*Problem requirements*. Return all the data below as it stands, minus the pictures.

== Entries provided ==

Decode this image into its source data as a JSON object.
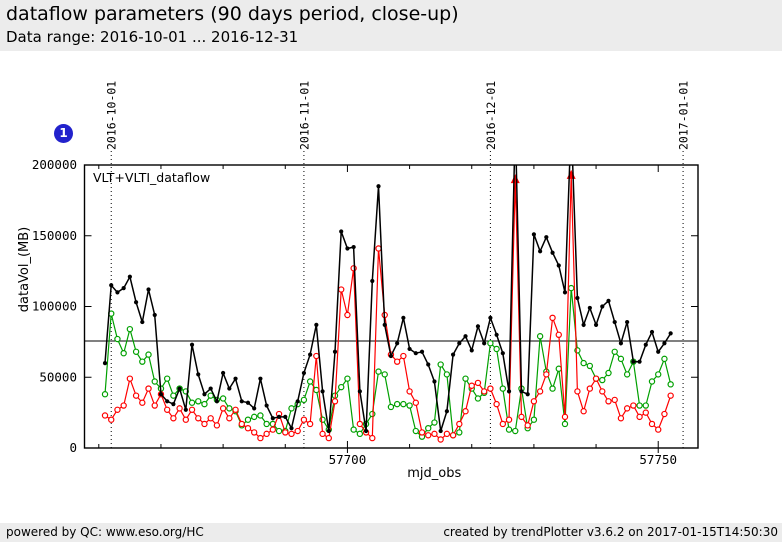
{
  "header": {
    "title": "dataflow parameters (90 days period, close-up)",
    "subtitle": "Data range: 2016-10-01 ... 2016-12-31",
    "bg": "#ececec"
  },
  "badge": {
    "label": "1",
    "color": "#2222cc"
  },
  "footer": {
    "left": "powered by QC: www.eso.org/HC",
    "right": "created by trendPlotter v3.6.2 on 2017-01-15T14:50:30",
    "bg": "#ececec"
  },
  "chart_data": {
    "type": "line",
    "legend": "VLT+VLTI_dataflow",
    "xlabel": "mjd_obs",
    "ylabel": "dataVol_(MB)",
    "xlim": [
      57657.7,
      57756.4
    ],
    "ylim": [
      0,
      200000
    ],
    "x_major_ticks": [
      57700,
      57750
    ],
    "x_minor_tick_step": 10,
    "y_ticks": [
      0,
      50000,
      100000,
      150000,
      200000
    ],
    "avg_line": 75600,
    "date_lines": [
      {
        "mjd": 57662,
        "label": "2016-10-01"
      },
      {
        "mjd": 57693,
        "label": "2016-11-01"
      },
      {
        "mjd": 57723,
        "label": "2016-12-01"
      },
      {
        "mjd": 57754,
        "label": "2017-01-01"
      }
    ],
    "x_start_mjd": 57661,
    "series": [
      {
        "name": "total-dataflow",
        "color": "#000000",
        "marker": "dot",
        "values": [
          60000,
          115000,
          110000,
          113000,
          121000,
          103000,
          89000,
          112000,
          94000,
          38000,
          33000,
          31000,
          42000,
          27000,
          73000,
          52000,
          38000,
          42000,
          33000,
          53000,
          42000,
          49000,
          33000,
          32000,
          28000,
          49000,
          30000,
          21000,
          22000,
          22000,
          14000,
          33000,
          53000,
          66000,
          87000,
          40000,
          12000,
          68000,
          153000,
          141000,
          142000,
          40000,
          12000,
          118000,
          185000,
          87000,
          65000,
          74000,
          92000,
          70000,
          67000,
          68000,
          59000,
          47000,
          12000,
          26000,
          66000,
          74000,
          79000,
          69000,
          86000,
          74000,
          92000,
          80000,
          67000,
          40000,
          230000,
          40000,
          38000,
          151000,
          139000,
          149000,
          138000,
          129000,
          110000,
          230000,
          106000,
          87000,
          99000,
          87000,
          100000,
          104000,
          89000,
          74000,
          89000,
          61000,
          61000,
          73000,
          82000,
          68000,
          74000,
          81000
        ]
      },
      {
        "name": "dataflow-red",
        "color": "#ff0000",
        "marker": "circle",
        "values": [
          23000,
          20000,
          27000,
          30000,
          49000,
          37000,
          32000,
          42000,
          30000,
          38000,
          27000,
          21000,
          28000,
          20000,
          27000,
          21000,
          17000,
          21000,
          16000,
          28000,
          21000,
          27000,
          17000,
          14000,
          11000,
          7000,
          10000,
          13000,
          24000,
          11000,
          10000,
          12000,
          20000,
          17000,
          65000,
          10000,
          7000,
          33000,
          112000,
          94000,
          127000,
          17000,
          11000,
          7000,
          141000,
          94000,
          66000,
          61000,
          65000,
          40000,
          32000,
          11000,
          9000,
          10000,
          6000,
          10000,
          9000,
          17000,
          26000,
          44000,
          46000,
          40000,
          42000,
          31000,
          17000,
          20000,
          190000,
          22000,
          16000,
          33000,
          40000,
          52000,
          92000,
          80000,
          22000,
          193000,
          40000,
          26000,
          42000,
          49000,
          40000,
          33000,
          34000,
          21000,
          28000,
          30000,
          22000,
          25000,
          17000,
          13000,
          24000,
          37000
        ]
      },
      {
        "name": "dataflow-green",
        "color": "#00a000",
        "marker": "circle",
        "values": [
          38000,
          95000,
          77000,
          67000,
          84000,
          68000,
          61000,
          66000,
          47000,
          42000,
          49000,
          37000,
          42000,
          40000,
          32000,
          33000,
          31000,
          37000,
          34000,
          35000,
          28000,
          26000,
          16000,
          20000,
          22000,
          23000,
          17000,
          17000,
          12000,
          12000,
          28000,
          31000,
          34000,
          47000,
          41000,
          20000,
          13000,
          37000,
          43000,
          49000,
          13000,
          10000,
          17000,
          24000,
          54000,
          52000,
          29000,
          31000,
          31000,
          30000,
          12000,
          8000,
          14000,
          18000,
          59000,
          52000,
          9000,
          11000,
          49000,
          42000,
          35000,
          39000,
          74000,
          70000,
          42000,
          13000,
          12000,
          42000,
          14000,
          20000,
          79000,
          54000,
          42000,
          56000,
          17000,
          113000,
          69000,
          60000,
          58000,
          49000,
          48000,
          53000,
          68000,
          63000,
          52000,
          61000,
          30000,
          30000,
          47000,
          52000,
          63000,
          45000
        ]
      }
    ]
  }
}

===

*Right answer*.
Decode this image into its source data as a JSON object.
{
  "header": {
    "title": "dataflow parameters (90 days period, close-up)",
    "subtitle": "Data range: 2016-10-01 ... 2016-12-31",
    "bg": "#ececec"
  },
  "badge": {
    "label": "1",
    "color": "#2222cc"
  },
  "footer": {
    "left": "powered by QC: www.eso.org/HC",
    "right": "created by trendPlotter v3.6.2 on 2017-01-15T14:50:30",
    "bg": "#ececec"
  },
  "chart_data": {
    "type": "line",
    "legend": "VLT+VLTI_dataflow",
    "xlabel": "mjd_obs",
    "ylabel": "dataVol_(MB)",
    "xlim": [
      57657.7,
      57756.4
    ],
    "ylim": [
      0,
      200000
    ],
    "x_major_ticks": [
      57700,
      57750
    ],
    "x_minor_tick_step": 10,
    "y_ticks": [
      0,
      50000,
      100000,
      150000,
      200000
    ],
    "avg_line": 75600,
    "date_lines": [
      {
        "mjd": 57662,
        "label": "2016-10-01"
      },
      {
        "mjd": 57693,
        "label": "2016-11-01"
      },
      {
        "mjd": 57723,
        "label": "2016-12-01"
      },
      {
        "mjd": 57754,
        "label": "2017-01-01"
      }
    ],
    "x_start_mjd": 57661,
    "series": [
      {
        "name": "total-dataflow",
        "color": "#000000",
        "marker": "dot",
        "values": [
          60000,
          115000,
          110000,
          113000,
          121000,
          103000,
          89000,
          112000,
          94000,
          38000,
          33000,
          31000,
          42000,
          27000,
          73000,
          52000,
          38000,
          42000,
          33000,
          53000,
          42000,
          49000,
          33000,
          32000,
          28000,
          49000,
          30000,
          21000,
          22000,
          22000,
          14000,
          33000,
          53000,
          66000,
          87000,
          40000,
          12000,
          68000,
          153000,
          141000,
          142000,
          40000,
          12000,
          118000,
          185000,
          87000,
          65000,
          74000,
          92000,
          70000,
          67000,
          68000,
          59000,
          47000,
          12000,
          26000,
          66000,
          74000,
          79000,
          69000,
          86000,
          74000,
          92000,
          80000,
          67000,
          40000,
          230000,
          40000,
          38000,
          151000,
          139000,
          149000,
          138000,
          129000,
          110000,
          230000,
          106000,
          87000,
          99000,
          87000,
          100000,
          104000,
          89000,
          74000,
          89000,
          61000,
          61000,
          73000,
          82000,
          68000,
          74000,
          81000
        ]
      },
      {
        "name": "dataflow-red",
        "color": "#ff0000",
        "marker": "circle",
        "values": [
          23000,
          20000,
          27000,
          30000,
          49000,
          37000,
          32000,
          42000,
          30000,
          38000,
          27000,
          21000,
          28000,
          20000,
          27000,
          21000,
          17000,
          21000,
          16000,
          28000,
          21000,
          27000,
          17000,
          14000,
          11000,
          7000,
          10000,
          13000,
          24000,
          11000,
          10000,
          12000,
          20000,
          17000,
          65000,
          10000,
          7000,
          33000,
          112000,
          94000,
          127000,
          17000,
          11000,
          7000,
          141000,
          94000,
          66000,
          61000,
          65000,
          40000,
          32000,
          11000,
          9000,
          10000,
          6000,
          10000,
          9000,
          17000,
          26000,
          44000,
          46000,
          40000,
          42000,
          31000,
          17000,
          20000,
          190000,
          22000,
          16000,
          33000,
          40000,
          52000,
          92000,
          80000,
          22000,
          193000,
          40000,
          26000,
          42000,
          49000,
          40000,
          33000,
          34000,
          21000,
          28000,
          30000,
          22000,
          25000,
          17000,
          13000,
          24000,
          37000
        ]
      },
      {
        "name": "dataflow-green",
        "color": "#00a000",
        "marker": "circle",
        "values": [
          38000,
          95000,
          77000,
          67000,
          84000,
          68000,
          61000,
          66000,
          47000,
          42000,
          49000,
          37000,
          42000,
          40000,
          32000,
          33000,
          31000,
          37000,
          34000,
          35000,
          28000,
          26000,
          16000,
          20000,
          22000,
          23000,
          17000,
          17000,
          12000,
          12000,
          28000,
          31000,
          34000,
          47000,
          41000,
          20000,
          13000,
          37000,
          43000,
          49000,
          13000,
          10000,
          17000,
          24000,
          54000,
          52000,
          29000,
          31000,
          31000,
          30000,
          12000,
          8000,
          14000,
          18000,
          59000,
          52000,
          9000,
          11000,
          49000,
          42000,
          35000,
          39000,
          74000,
          70000,
          42000,
          13000,
          12000,
          42000,
          14000,
          20000,
          79000,
          54000,
          42000,
          56000,
          17000,
          113000,
          69000,
          60000,
          58000,
          49000,
          48000,
          53000,
          68000,
          63000,
          52000,
          61000,
          30000,
          30000,
          47000,
          52000,
          63000,
          45000
        ]
      }
    ]
  }
}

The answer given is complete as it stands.